:: Exercise ::
Pictures stay out of the copy; set down each line of the listing below exactly.

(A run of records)
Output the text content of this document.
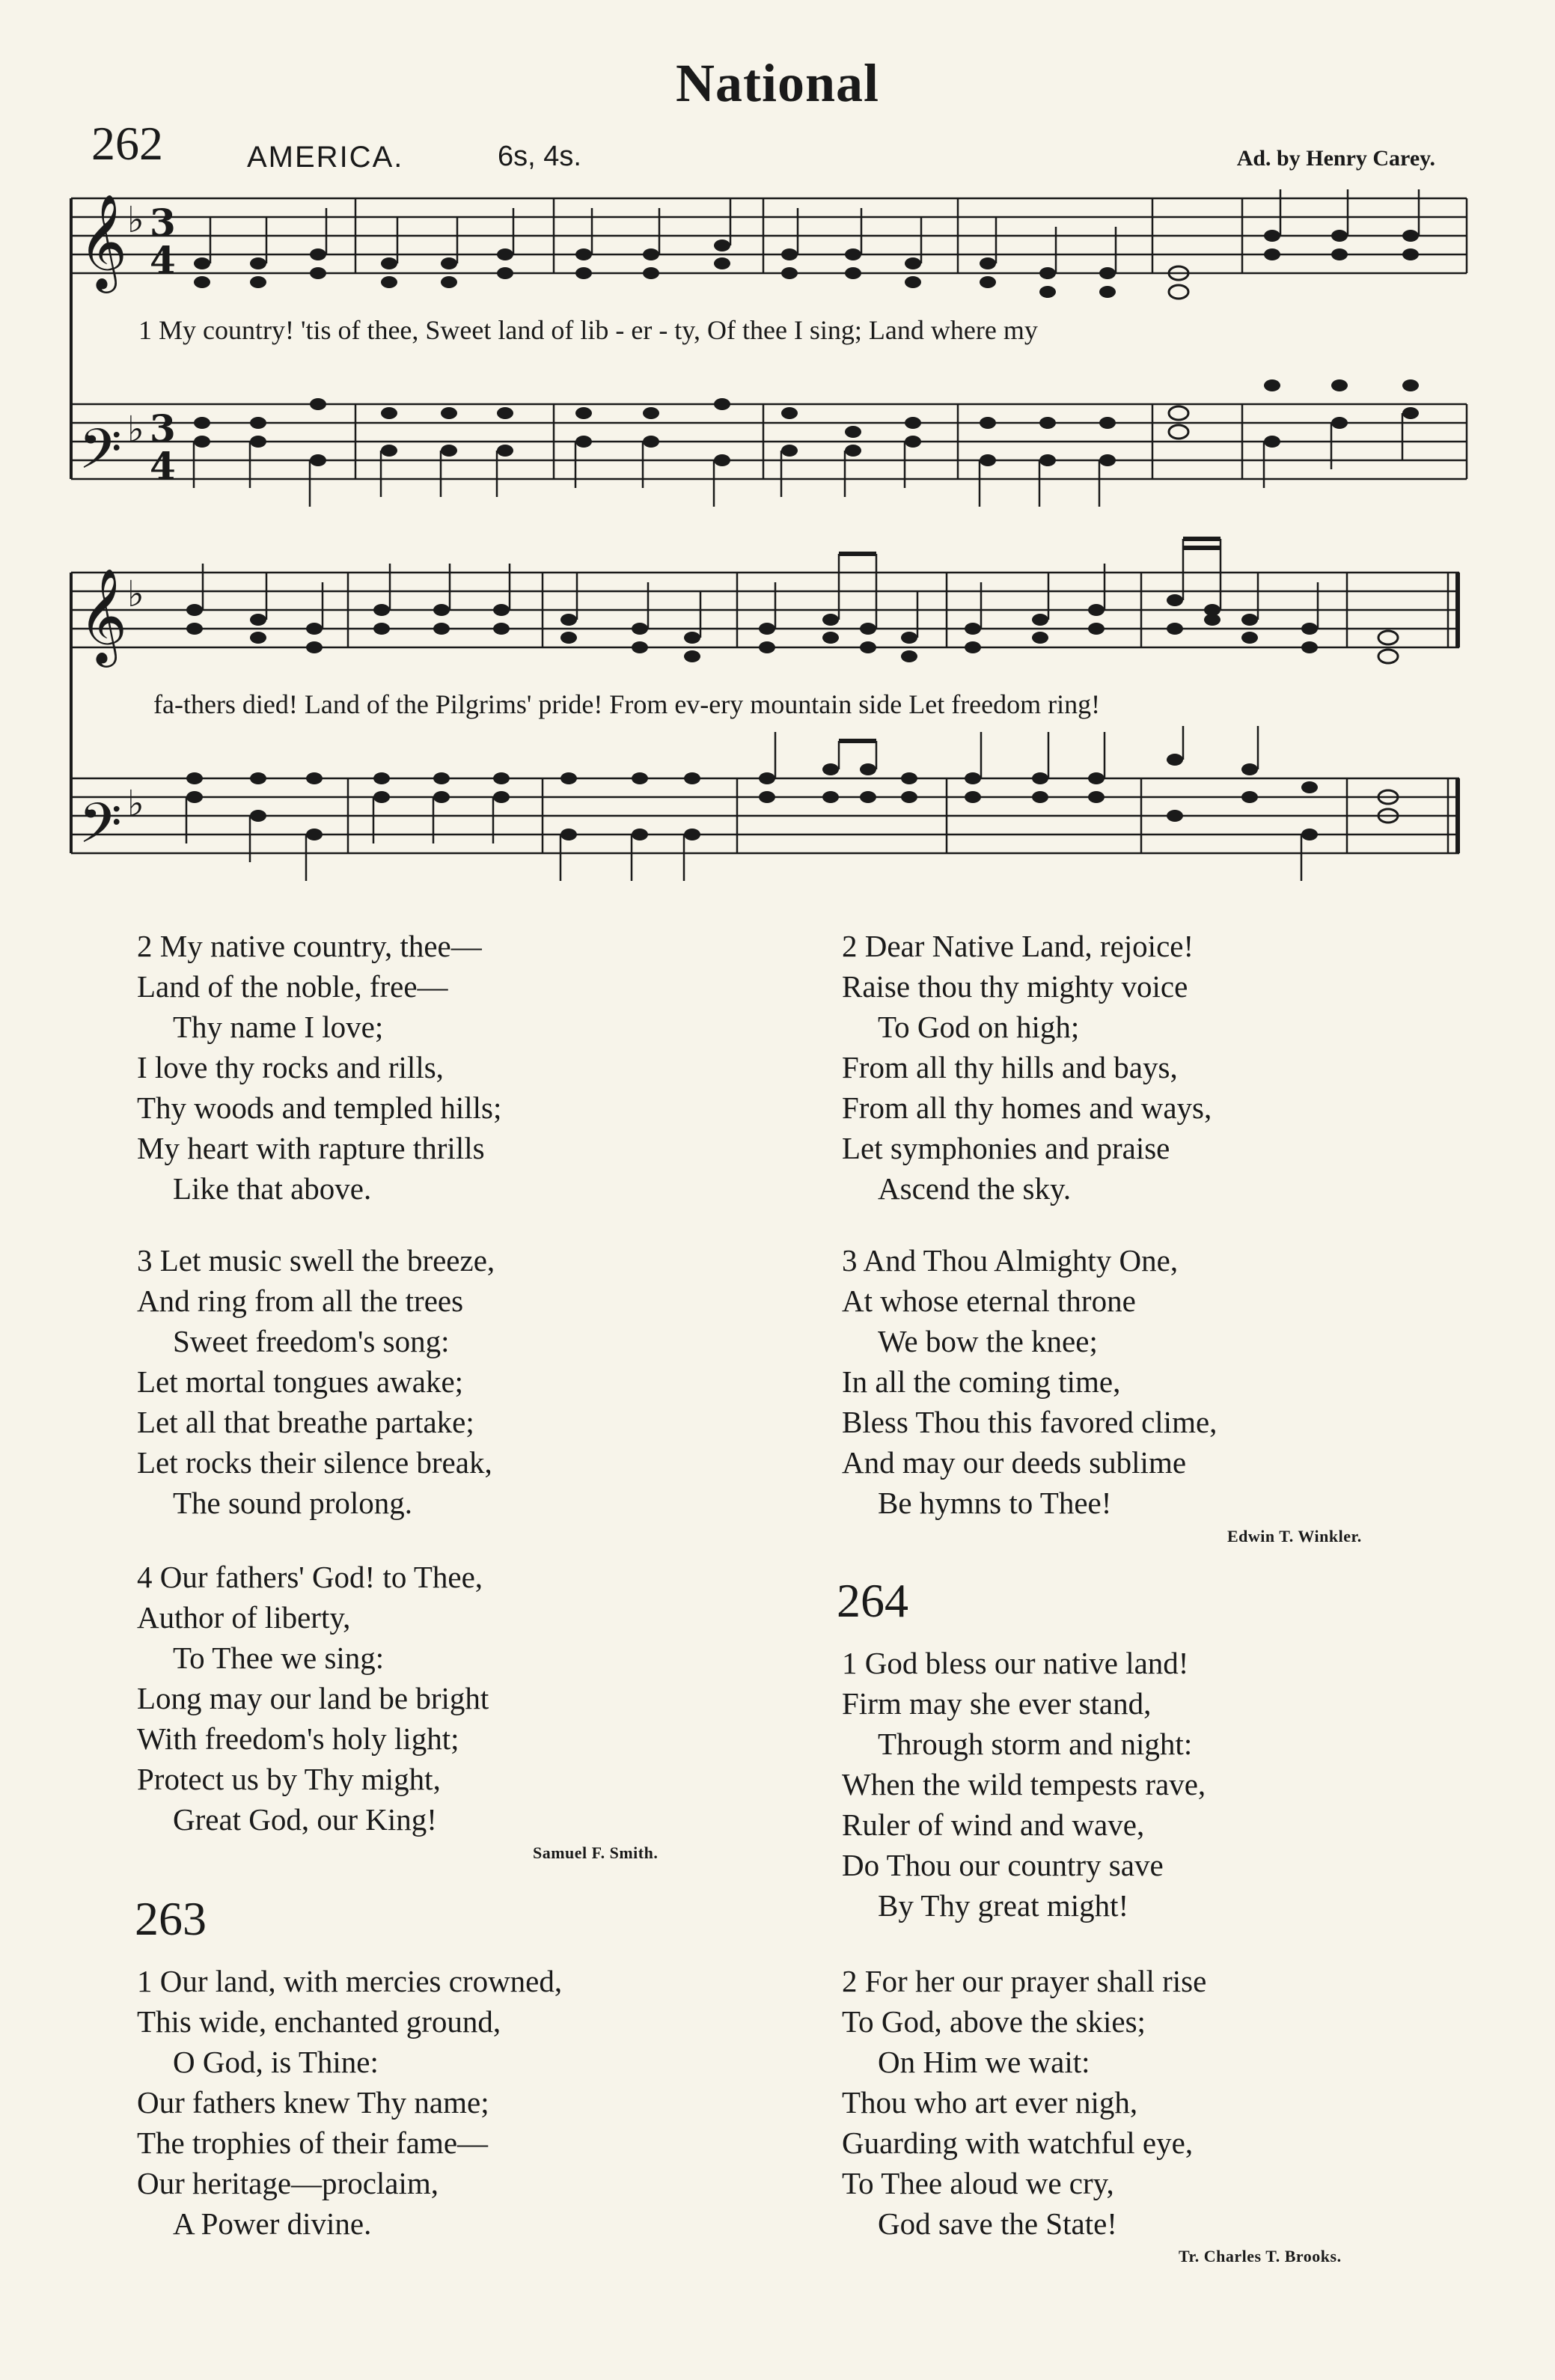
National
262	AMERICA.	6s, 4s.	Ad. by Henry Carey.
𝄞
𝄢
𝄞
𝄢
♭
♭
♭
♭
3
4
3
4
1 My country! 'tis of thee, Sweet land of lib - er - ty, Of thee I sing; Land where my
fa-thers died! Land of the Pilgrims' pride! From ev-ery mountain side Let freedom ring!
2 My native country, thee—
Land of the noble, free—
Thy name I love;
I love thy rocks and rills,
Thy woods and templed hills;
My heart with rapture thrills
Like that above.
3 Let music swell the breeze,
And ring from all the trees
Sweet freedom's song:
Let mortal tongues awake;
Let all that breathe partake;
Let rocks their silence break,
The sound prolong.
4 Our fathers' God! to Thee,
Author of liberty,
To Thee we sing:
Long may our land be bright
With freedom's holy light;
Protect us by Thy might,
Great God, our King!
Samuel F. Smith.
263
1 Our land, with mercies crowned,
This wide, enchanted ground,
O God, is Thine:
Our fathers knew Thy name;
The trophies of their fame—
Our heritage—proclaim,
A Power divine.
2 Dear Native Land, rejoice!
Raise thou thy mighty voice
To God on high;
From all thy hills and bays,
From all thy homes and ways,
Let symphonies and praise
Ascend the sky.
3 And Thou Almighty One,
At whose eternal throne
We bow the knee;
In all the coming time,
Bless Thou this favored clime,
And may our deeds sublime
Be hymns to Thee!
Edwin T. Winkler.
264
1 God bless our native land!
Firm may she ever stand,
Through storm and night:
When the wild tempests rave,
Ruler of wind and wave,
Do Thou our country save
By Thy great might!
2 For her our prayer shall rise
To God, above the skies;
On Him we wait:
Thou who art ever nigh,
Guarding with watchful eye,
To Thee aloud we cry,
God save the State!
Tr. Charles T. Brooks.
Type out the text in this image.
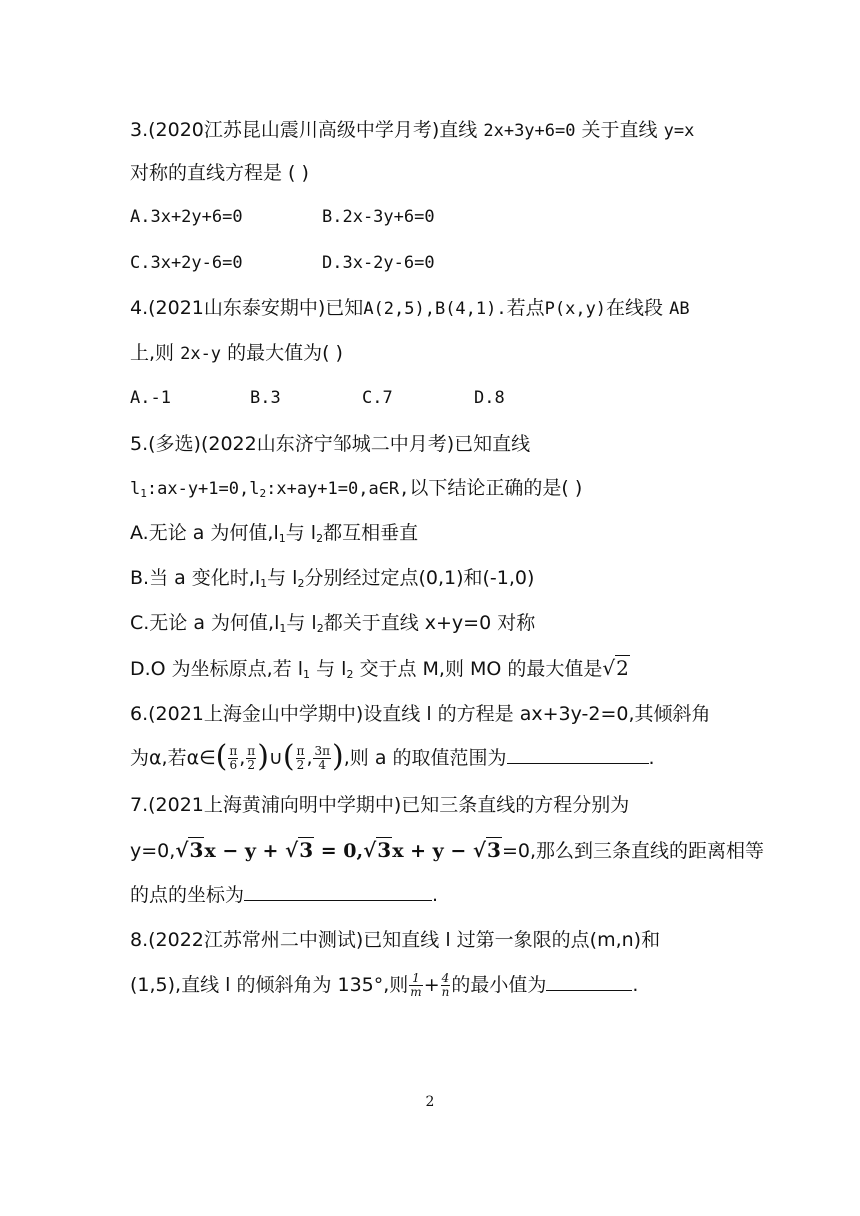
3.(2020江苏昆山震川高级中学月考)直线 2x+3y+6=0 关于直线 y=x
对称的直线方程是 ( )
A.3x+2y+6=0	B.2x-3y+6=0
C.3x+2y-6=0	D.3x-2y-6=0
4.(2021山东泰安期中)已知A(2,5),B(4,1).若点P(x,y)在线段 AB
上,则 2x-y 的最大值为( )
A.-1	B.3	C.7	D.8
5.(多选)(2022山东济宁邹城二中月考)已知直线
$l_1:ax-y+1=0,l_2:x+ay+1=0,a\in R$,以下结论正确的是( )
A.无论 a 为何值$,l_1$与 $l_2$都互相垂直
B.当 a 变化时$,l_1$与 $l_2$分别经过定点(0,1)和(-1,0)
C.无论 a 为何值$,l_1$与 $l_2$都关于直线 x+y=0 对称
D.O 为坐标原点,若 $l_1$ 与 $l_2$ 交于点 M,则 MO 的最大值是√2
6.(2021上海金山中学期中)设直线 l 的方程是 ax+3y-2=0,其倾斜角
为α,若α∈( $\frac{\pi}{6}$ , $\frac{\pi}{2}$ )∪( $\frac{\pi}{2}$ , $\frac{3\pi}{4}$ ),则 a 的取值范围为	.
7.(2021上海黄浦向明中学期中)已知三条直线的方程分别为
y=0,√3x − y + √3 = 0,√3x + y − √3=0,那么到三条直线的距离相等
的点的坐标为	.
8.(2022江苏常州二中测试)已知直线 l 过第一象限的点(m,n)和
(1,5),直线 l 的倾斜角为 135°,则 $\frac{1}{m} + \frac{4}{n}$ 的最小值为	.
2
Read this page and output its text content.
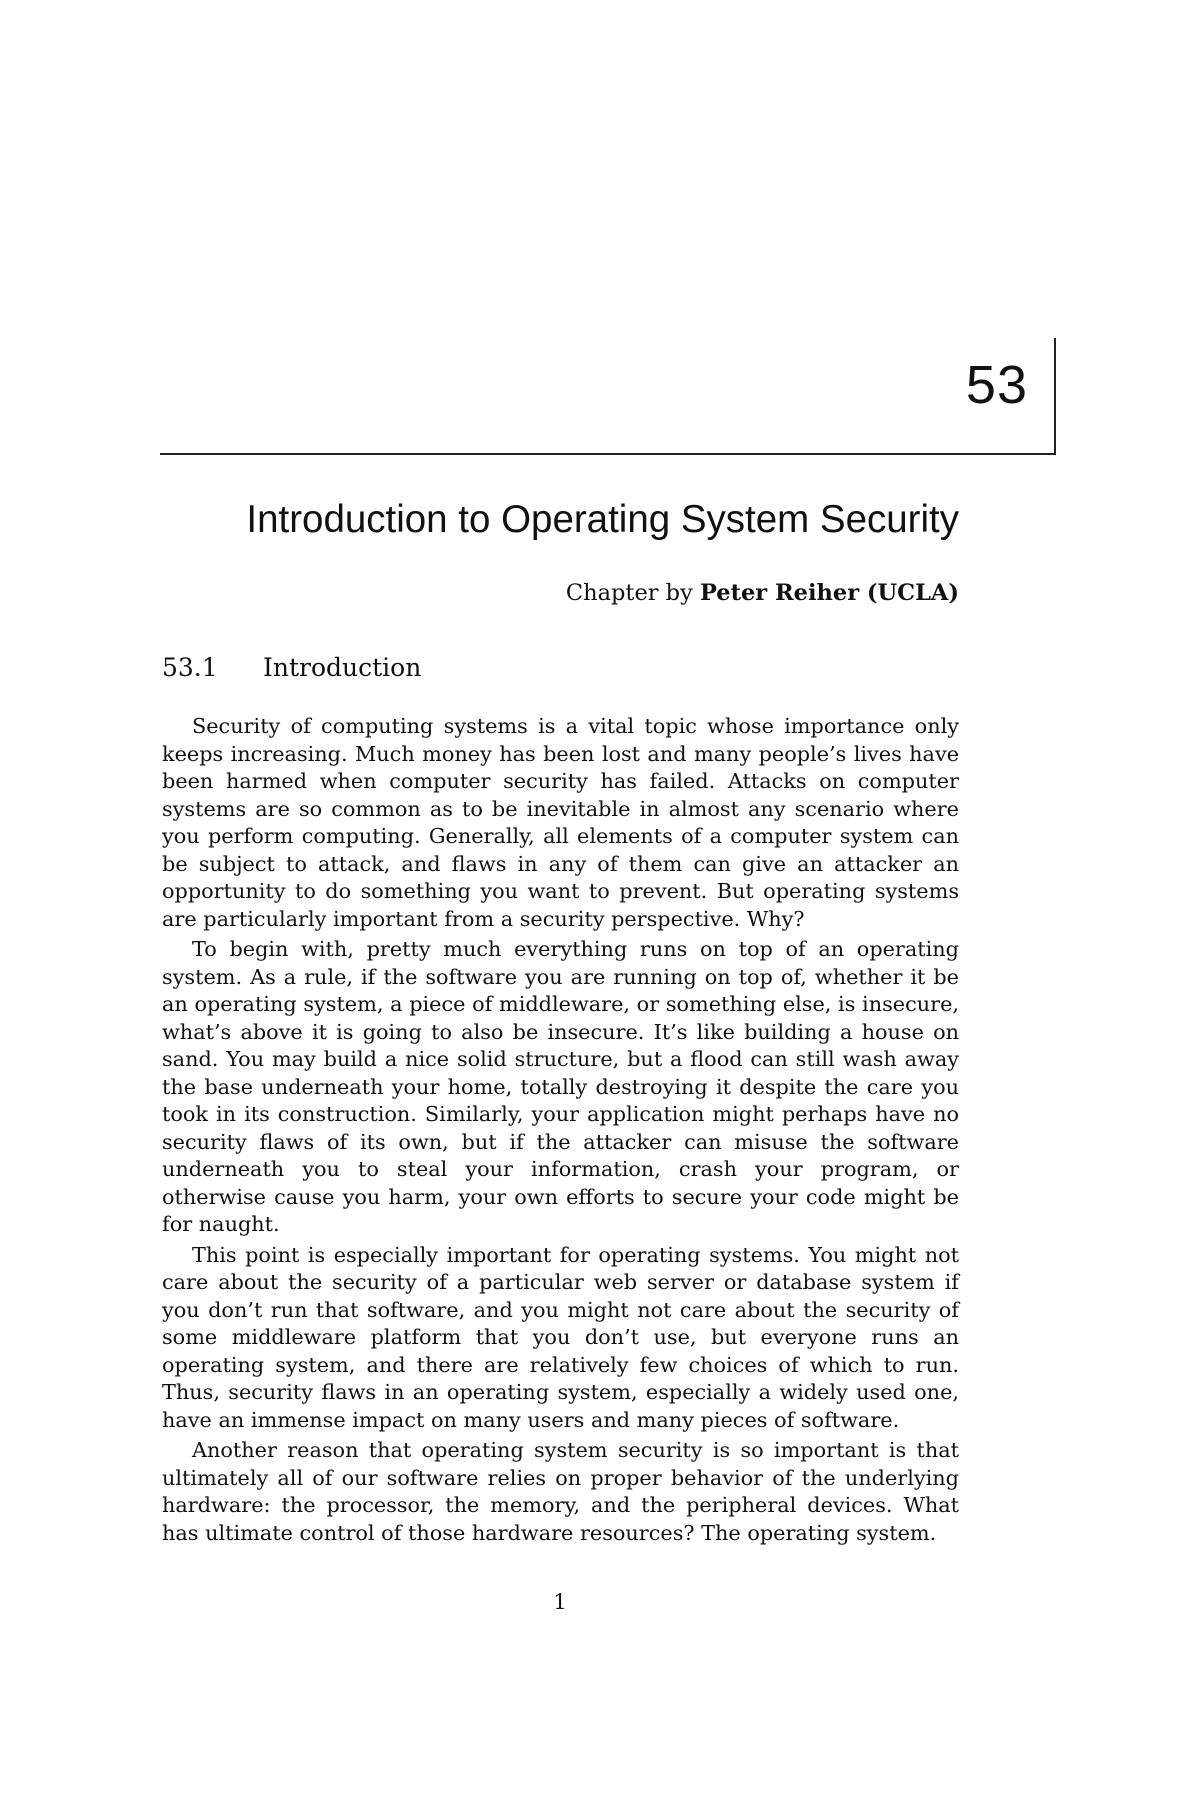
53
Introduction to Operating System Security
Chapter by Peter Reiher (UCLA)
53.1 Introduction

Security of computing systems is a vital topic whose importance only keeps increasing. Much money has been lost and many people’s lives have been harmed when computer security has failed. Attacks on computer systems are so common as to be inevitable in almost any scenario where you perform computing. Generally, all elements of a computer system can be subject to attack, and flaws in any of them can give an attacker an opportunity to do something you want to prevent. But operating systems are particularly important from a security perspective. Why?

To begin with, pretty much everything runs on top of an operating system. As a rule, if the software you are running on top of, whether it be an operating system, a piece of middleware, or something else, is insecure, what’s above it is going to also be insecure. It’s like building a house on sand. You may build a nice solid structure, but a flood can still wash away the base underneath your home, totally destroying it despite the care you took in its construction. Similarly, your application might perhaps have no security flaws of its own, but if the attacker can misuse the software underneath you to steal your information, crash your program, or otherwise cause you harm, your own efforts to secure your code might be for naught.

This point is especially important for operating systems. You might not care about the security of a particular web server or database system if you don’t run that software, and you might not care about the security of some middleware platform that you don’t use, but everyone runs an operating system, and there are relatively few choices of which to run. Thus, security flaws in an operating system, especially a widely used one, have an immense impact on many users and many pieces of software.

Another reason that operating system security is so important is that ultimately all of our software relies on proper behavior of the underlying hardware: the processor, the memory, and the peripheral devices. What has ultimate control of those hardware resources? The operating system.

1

:: Completed exercise ::
Output the text content of this document.
National
262	AMERICA.	6s, 4s.	Ad. by Henry Carey.
𝄞
𝄢
𝄞
𝄢
♭
♭
♭
♭
3
4
3
4
1 My country! 'tis of thee, Sweet land of lib - er - ty, Of thee I sing; Land where my
fa-thers died! Land of the Pilgrims' pride! From ev-ery mountain side Let freedom ring!
2 My native country, thee—
Land of the noble, free—
Thy name I love;
I love thy rocks and rills,
Thy woods and templed hills;
My heart with rapture thrills
Like that above.
3 Let music swell the breeze,
And ring from all the trees
Sweet freedom's song:
Let mortal tongues awake;
Let all that breathe partake;
Let rocks their silence break,
The sound prolong.
4 Our fathers' God! to Thee,
Author of liberty,
To Thee we sing:
Long may our land be bright
With freedom's holy light;
Protect us by Thy might,
Great God, our King!
Samuel F. Smith.
263
1 Our land, with mercies crowned,
This wide, enchanted ground,
O God, is Thine:
Our fathers knew Thy name;
The trophies of their fame—
Our heritage—proclaim,
A Power divine.
2 Dear Native Land, rejoice!
Raise thou thy mighty voice
To God on high;
From all thy hills and bays,
From all thy homes and ways,
Let symphonies and praise
Ascend the sky.
3 And Thou Almighty One,
At whose eternal throne
We bow the knee;
In all the coming time,
Bless Thou this favored clime,
And may our deeds sublime
Be hymns to Thee!
Edwin T. Winkler.
264
1 God bless our native land!
Firm may she ever stand,
Through storm and night:
When the wild tempests rave,
Ruler of wind and wave,
Do Thou our country save
By Thy great might!
2 For her our prayer shall rise
To God, above the skies;
On Him we wait:
Thou who art ever nigh,
Guarding with watchful eye,
To Thee aloud we cry,
God save the State!
Tr. Charles T. Brooks.
Type out the text in this image.
3.(2020江苏昆山震川高级中学月考)直线 2x+3y+6=0 关于直线 y=x
对称的直线方程是 ( )
A.3x+2y+6=0	B.2x-3y+6=0
C.3x+2y-6=0	D.3x-2y-6=0
4.(2021山东泰安期中)已知A(2,5),B(4,1).若点P(x,y)在线段 AB
上,则 2x-y 的最大值为( )
A.-1	B.3	C.7	D.8
5.(多选)(2022山东济宁邹城二中月考)已知直线
$l_1:ax-y+1=0,l_2:x+ay+1=0,a\in R$,以下结论正确的是( )
A.无论 a 为何值$,l_1$与 $l_2$都互相垂直
B.当 a 变化时$,l_1$与 $l_2$分别经过定点(0,1)和(-1,0)
C.无论 a 为何值$,l_1$与 $l_2$都关于直线 x+y=0 对称
D.O 为坐标原点,若 $l_1$ 与 $l_2$ 交于点 M,则 MO 的最大值是√2
6.(2021上海金山中学期中)设直线 l 的方程是 ax+3y-2=0,其倾斜角
为α,若α∈( $\frac{\pi}{6}$ , $\frac{\pi}{2}$ )∪( $\frac{\pi}{2}$ , $\frac{3\pi}{4}$ ),则 a 的取值范围为	.
7.(2021上海黄浦向明中学期中)已知三条直线的方程分别为
y=0,√3x − y + √3 = 0,√3x + y − √3=0,那么到三条直线的距离相等
的点的坐标为	.
8.(2022江苏常州二中测试)已知直线 l 过第一象限的点(m,n)和
(1,5),直线 l 的倾斜角为 135°,则 $\frac{1}{m} + \frac{4}{n}$ 的最小值为	.
2
Read this page and output its text content.
53
Introduction to Operating System Security
Chapter by Peter Reiher (UCLA)
53.1 Introduction

Security of computing systems is a vital topic whose importance only keeps increasing. Much money has been lost and many people’s lives have been harmed when computer security has failed. Attacks on computer systems are so common as to be inevitable in almost any scenario where you perform computing. Generally, all elements of a computer system can be subject to attack, and flaws in any of them can give an attacker an opportunity to do something you want to prevent. But operating systems are particularly important from a security perspective. Why?

To begin with, pretty much everything runs on top of an operating system. As a rule, if the software you are running on top of, whether it be an operating system, a piece of middleware, or something else, is insecure, what’s above it is going to also be insecure. It’s like building a house on sand. You may build a nice solid structure, but a flood can still wash away the base underneath your home, totally destroying it despite the care you took in its construction. Similarly, your application might perhaps have no security flaws of its own, but if the attacker can misuse the software underneath you to steal your information, crash your program, or otherwise cause you harm, your own efforts to secure your code might be for naught.

This point is especially important for operating systems. You might not care about the security of a particular web server or database system if you don’t run that software, and you might not care about the security of some middleware platform that you don’t use, but everyone runs an operating system, and there are relatively few choices of which to run. Thus, security flaws in an operating system, especially a widely used one, have an immense impact on many users and many pieces of software.

Another reason that operating system security is so important is that ultimately all of our software relies on proper behavior of the underlying hardware: the processor, the memory, and the peripheral devices. What has ultimate control of those hardware resources? The operating system.

1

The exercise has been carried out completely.